#### WHAT THIS EXERCISE ASKS
(a) Return the passage of the article on the One Billion Rising campaign starting at "Kamla Bhasin, whose" and ending at "into national movements.", word for word.
(b) In the records, take the lines starting at the one containing "20, 605, 46]" and ending at the one containing "transition-rule-icon [503, 307, 535, 339]", both included. Output only those lines, with "hierarchy" changed to "outline" and nothing else altered.

#### QUOTED TEXT
%%

It was the night of March 29, 1978. A young woman in Hyderabad, Rameeza Bee, was subjected to rape by three policemen and her husband beaten to death for resisting them. Public outrage and frenzy brought the city to a halt the following day.
Rameeza Bee is just one more name in the long, never-ending roll call of survivors of violence against women in India. That egregious assault on her is only one among countless others – many of them unaccounted, unacknowledged, unpunished – that women in the country have fought against.
With the slogan ‘Strike, Dance, Rise’, the 'One Billion Rising' campaign has struck a chord with the younger generation (Photo: WFS)
Violence has, in fact, been a major trope in women’s activism in the country and today, almost 25 years after that Hyderabad episode, that same battle is still on. The intervening years may have seen the passage of progressive laws and the building of movements against such crimes, but it is also true that the violence itself has taken on newer forms and has been manifesting itself in ever more numerous corners of the country.
Just one figure captures this reality. Going by the National Crime Records Bureau figures, incidents of rape in India have risen by 873 per cent between 1953 and 2011.
Over the last few months, the One Billion Rising (OBR) campaign has revisited the theme of violence against women in locations all over India, ranging from Madurai to Delhi and Mumbai to Bhubaneswar, and has done this in ways that reflect the creativity and energy of young activists and the steadfast commitment of an older generation of feminists.
The campaign began with a global call from American playwright and activist, Eve Ensler, to people around the world – men and children included - to root out violence against women and join in a global day of action on February 14, 2013. Over 5,000 groups in 161 countries supported the idea, whether they were resisting mining in the Philippines or female genital mutilation in Kenya; whether they were supporting survivors of acid attacks in Bangladesh or demanding new legislation on women’s rights in the UK.
Kamla Bhasin, whose organisation, Sangat, is the South Asian coordinator for the OBR campaign, argues that global campaigns are important because they infuse energy into national movements.
“I always feel that normally when I am working, I am like a drop of water. But once I am part of a global campaign, I suddenly feel like an ocean. Let’s spread the idea, stand up together against violence, using all the imaginative and cultural resources at our command,” she says.
Interestingly, even groups that have voiced reservations about foreign campaigns have come around to this view. As Gargi Chakravartty, working president of the National Federation of Indian Women, the women’s wing of the Communist Party of India, puts it, “It’s high time that women, irrespective of their affiliations, come together and rally around the central issues of the day. The OBR campaign is one such process, whether you call it a celebration or a struggle!”
There is widespread recognition that attacks and assaults on women, whether within the home or in the public space, are embedded in existing social structures. While Chakravartty argues that poverty itself amounts to structural violence, Vimal Thorat, convenor of the All India Dalit Mahila Manch, believes that campaigns like OBR should also recognise the violence perpetrated by the caste system.

%%

#### EXCERPTED DATA
%%

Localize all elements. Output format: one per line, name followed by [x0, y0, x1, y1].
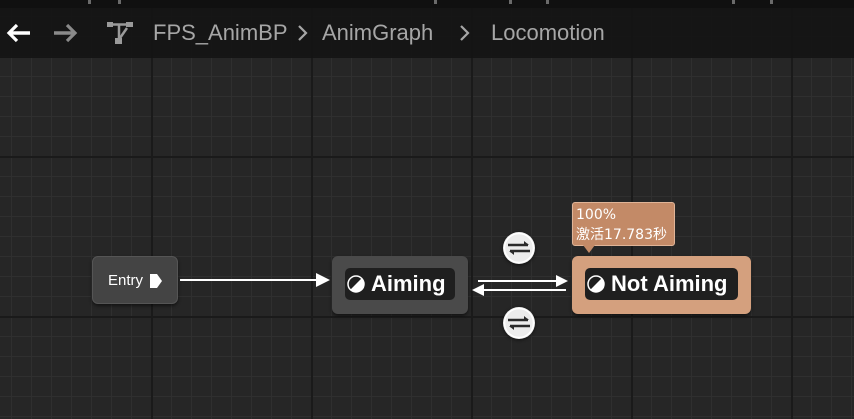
breadcrumb-item-current[interactable]: Locomotion [491, 20, 605, 46]
state-node-aiming[interactable]: Aiming [332, 256, 468, 314]
tooltip-pointer [583, 245, 595, 253]
entry-node[interactable]: Entry [92, 256, 178, 304]
chevron-right-icon [298, 25, 308, 41]
forward-button[interactable] [50, 18, 80, 48]
animation-graph-editor: FPS_AnimBP AnimGraph Locomotion Entry Ai… [0, 0, 854, 419]
state-title-bar: Not Aiming [585, 268, 738, 300]
state-label: Aiming [371, 271, 446, 296]
arrow-left-icon [6, 23, 30, 43]
transition-rule-button[interactable] [503, 232, 535, 264]
state-node-not-aiming[interactable]: Not Aiming [572, 256, 751, 314]
hierarchy-button[interactable] [105, 18, 135, 48]
state-icon [347, 275, 365, 293]
output-pin-icon[interactable] [149, 273, 163, 289]
breadcrumb-item[interactable]: AnimGraph [322, 20, 433, 46]
transition-rule-button[interactable] [503, 307, 535, 339]
hierarchy-icon [107, 22, 133, 44]
breadcrumb-item[interactable]: FPS_AnimBP [153, 20, 288, 46]
arrow-right-icon [54, 23, 78, 43]
transition-rule-icon [503, 307, 535, 339]
breadcrumb-toolbar: FPS_AnimBP AnimGraph Locomotion [0, 8, 854, 58]
entry-label: Entry [108, 272, 144, 289]
back-button[interactable] [4, 18, 34, 48]
transition-rule-icon [503, 232, 535, 264]
state-icon [587, 275, 605, 293]
state-active-time: 激活17.783秒 [576, 227, 667, 243]
chevron-right-icon [460, 25, 470, 41]
state-label: Not Aiming [611, 271, 728, 296]
state-title-bar: Aiming [345, 268, 455, 300]
top-tab-strip [0, 0, 854, 8]
state-weight: 100% [576, 207, 617, 223]
active-state-tooltip: 100% 激活17.783秒 [572, 202, 675, 246]
graph-canvas[interactable] [0, 0, 854, 419]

%%

#### SOLUTIONS TO THE PROBLEMS
(a)
Kamla Bhasin, whose organisation, Sangat, is the South Asian coordinator for the OBR campaign, argues that global campaigns are important because they infuse energy into national movements.

(b)
breadcrumb-item-current[interactable]: Locomotion [491, 20, 605, 46]
state-node-aiming[interactable]: Aiming [332, 256, 468, 314]
tooltip-pointer [583, 245, 595, 253]
entry-node[interactable]: Entry [92, 256, 178, 304]
chevron-right-icon [298, 25, 308, 41]
forward-button[interactable] [50, 18, 80, 48]
animation-graph-editor: FPS_AnimBP AnimGraph Locomotion Entry Ai… [0, 0, 854, 419]
state-title-bar: Not Aiming [585, 268, 738, 300]
state-label: Aiming [371, 271, 446, 296]
arrow-left-icon [6, 23, 30, 43]
transition-rule-button[interactable] [503, 232, 535, 264]
state-node-not-aiming[interactable]: Not Aiming [572, 256, 751, 314]
outline-button[interactable] [105, 18, 135, 48]
state-icon [347, 275, 365, 293]
output-pin-icon[interactable] [149, 273, 163, 289]
breadcrumb-item[interactable]: AnimGraph [322, 20, 433, 46]
transition-rule-button[interactable] [503, 307, 535, 339]
outline-icon [107, 22, 133, 44]
breadcrumb-item[interactable]: FPS_AnimBP [153, 20, 288, 46]
arrow-right-icon [54, 23, 78, 43]
transition-rule-icon [503, 307, 535, 339]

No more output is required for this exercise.